(Dataset items)
## BEGIN

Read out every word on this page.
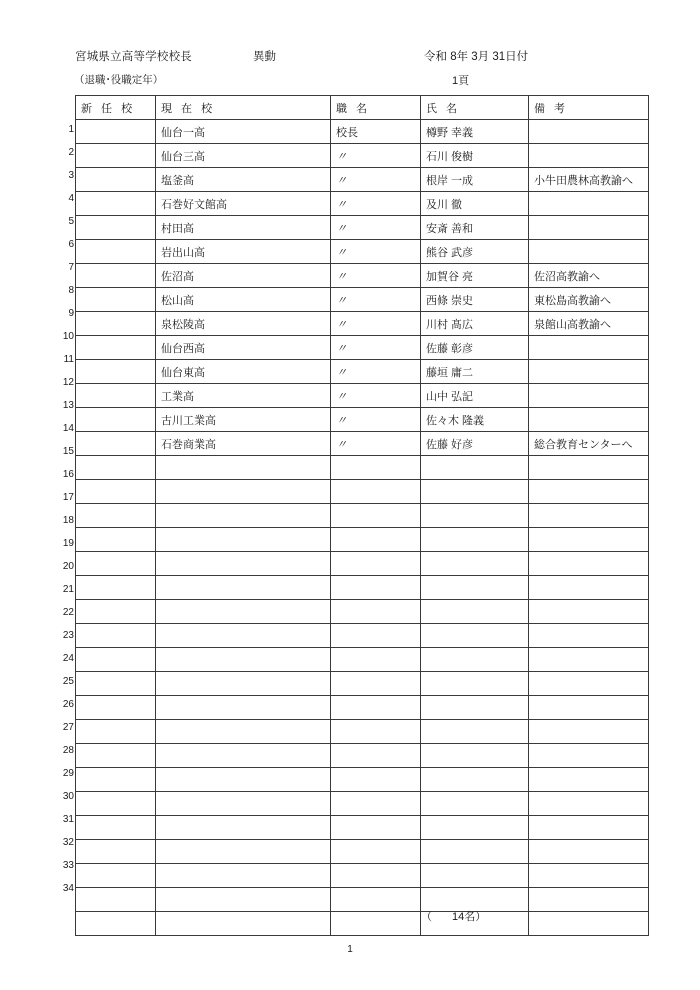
宮城県立高等学校校長	異動	令和 8年 3月 31日付
（退職･役職定年）	1頁
1
2
3
4
5
6
7
8
9
10
11
12
13
14
15
16
17
18
19
20
21
22
23
24
25
26
27
28
29
30
31
32
33
34
新 任 校	現 在 校	職 名	氏 名	備 考
	仙台一高	校長	樽野 幸義	
	仙台三高	〃	石川 俊樹	
	塩釜高	〃	根岸 一成	小牛田農林高教諭へ
	石巻好文館高	〃	及川 徹	
	村田高	〃	安斎 善和	
	岩出山高	〃	熊谷 武彦	
	佐沼高	〃	加賀谷 亮	佐沼高教諭へ
	松山高	〃	西條 崇史	東松島高教諭へ
	泉松陵高	〃	川村 髙広	泉館山高教諭へ
	仙台西高	〃	佐藤 彰彦	
	仙台東高	〃	藤垣 庸二	
	工業高	〃	山中 弘記	
	古川工業高	〃	佐々木 隆義	
	石巻商業高	〃	佐藤 好彦	総合教育センターへ

（ 14名）
1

## END

DIRECTIONS FOR THIS TASK: Quote every line of the records above exactly; no picture is to be copied.

ANSWER TO THIS TASK:
Read out every word on this page.
宮城県立高等学校校長	異動	令和 8年 3月 31日付
（退職･役職定年）	1頁
1
2
3
4
5
6
7
8
9
10
11
12
13
14
15
16
17
18
19
20
21
22
23
24
25
26
27
28
29
30
31
32
33
34
新 任 校	現 在 校	職 名	氏 名	備 考
	仙台一高	校長	樽野 幸義	
	仙台三高	〃	石川 俊樹	
	塩釜高	〃	根岸 一成	小牛田農林高教諭へ
	石巻好文館高	〃	及川 徹	
	村田高	〃	安斎 善和	
	岩出山高	〃	熊谷 武彦	
	佐沼高	〃	加賀谷 亮	佐沼高教諭へ
	松山高	〃	西條 崇史	東松島高教諭へ
	泉松陵高	〃	川村 髙広	泉館山高教諭へ
	仙台西高	〃	佐藤 彰彦	
	仙台東高	〃	藤垣 庸二	
	工業高	〃	山中 弘記	
	古川工業高	〃	佐々木 隆義	
	石巻商業高	〃	佐藤 好彦	総合教育センターへ

（ 14名）
1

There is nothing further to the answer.